* What to do:
Return the full listing exactly as it is written.

* Supplied information:

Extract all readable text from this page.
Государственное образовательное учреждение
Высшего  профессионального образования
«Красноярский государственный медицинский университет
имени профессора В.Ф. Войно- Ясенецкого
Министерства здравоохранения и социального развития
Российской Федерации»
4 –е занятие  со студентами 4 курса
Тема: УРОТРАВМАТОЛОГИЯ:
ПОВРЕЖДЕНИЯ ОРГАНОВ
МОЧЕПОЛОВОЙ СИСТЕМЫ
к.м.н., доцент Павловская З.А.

* Response to the exercise:
Extract all readable text from this page.
Государственное образовательное учреждение
Высшего  профессионального образования
«Красноярский государственный медицинский университет
имени профессора В.Ф. Войно- Ясенецкого
Министерства здравоохранения и социального развития
Российской Федерации»
4 –е занятие  со студентами 4 курса
Тема: УРОТРАВМАТОЛОГИЯ:
ПОВРЕЖДЕНИЯ ОРГАНОВ
МОЧЕПОЛОВОЙ СИСТЕМЫ
к.м.н., доцент Павловская З.А.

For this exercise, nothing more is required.